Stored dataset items
((

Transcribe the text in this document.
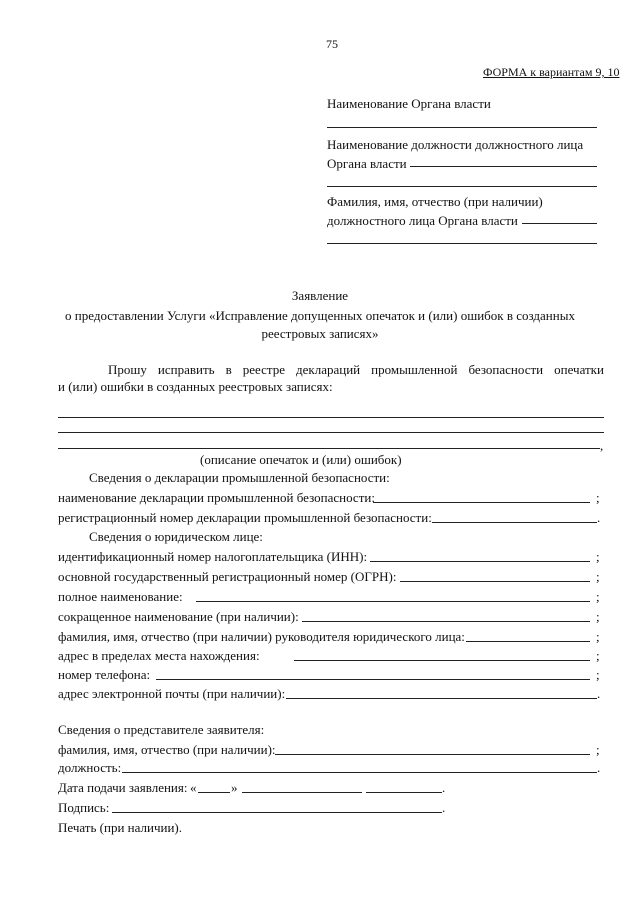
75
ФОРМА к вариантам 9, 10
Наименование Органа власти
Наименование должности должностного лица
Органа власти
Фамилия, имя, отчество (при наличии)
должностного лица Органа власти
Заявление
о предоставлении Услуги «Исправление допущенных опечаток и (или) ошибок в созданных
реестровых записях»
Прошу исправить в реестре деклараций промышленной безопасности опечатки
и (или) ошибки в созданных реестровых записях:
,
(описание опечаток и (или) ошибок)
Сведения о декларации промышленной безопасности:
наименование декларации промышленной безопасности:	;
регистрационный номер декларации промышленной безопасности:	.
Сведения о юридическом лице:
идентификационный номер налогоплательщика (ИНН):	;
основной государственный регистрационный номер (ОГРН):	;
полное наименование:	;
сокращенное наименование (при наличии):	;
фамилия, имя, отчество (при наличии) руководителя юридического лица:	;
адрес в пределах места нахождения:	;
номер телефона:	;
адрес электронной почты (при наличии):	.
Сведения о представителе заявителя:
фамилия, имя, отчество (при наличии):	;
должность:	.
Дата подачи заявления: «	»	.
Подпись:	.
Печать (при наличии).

))

Without including the pictures, reproduce all entries exactly.

Transcribe the text in this document.
75
ФОРМА к вариантам 9, 10
Наименование Органа власти
Наименование должности должностного лица
Органа власти
Фамилия, имя, отчество (при наличии)
должностного лица Органа власти
Заявление
о предоставлении Услуги «Исправление допущенных опечаток и (или) ошибок в созданных
реестровых записях»
Прошу исправить в реестре деклараций промышленной безопасности опечатки
и (или) ошибки в созданных реестровых записях:
,
(описание опечаток и (или) ошибок)
Сведения о декларации промышленной безопасности:
наименование декларации промышленной безопасности:	;
регистрационный номер декларации промышленной безопасности:	.
Сведения о юридическом лице:
идентификационный номер налогоплательщика (ИНН):	;
основной государственный регистрационный номер (ОГРН):	;
полное наименование:	;
сокращенное наименование (при наличии):	;
фамилия, имя, отчество (при наличии) руководителя юридического лица:	;
адрес в пределах места нахождения:	;
номер телефона:	;
адрес электронной почты (при наличии):	.
Сведения о представителе заявителя:
фамилия, имя, отчество (при наличии):	;
должность:	.
Дата подачи заявления: «	»	.
Подпись:	.
Печать (при наличии).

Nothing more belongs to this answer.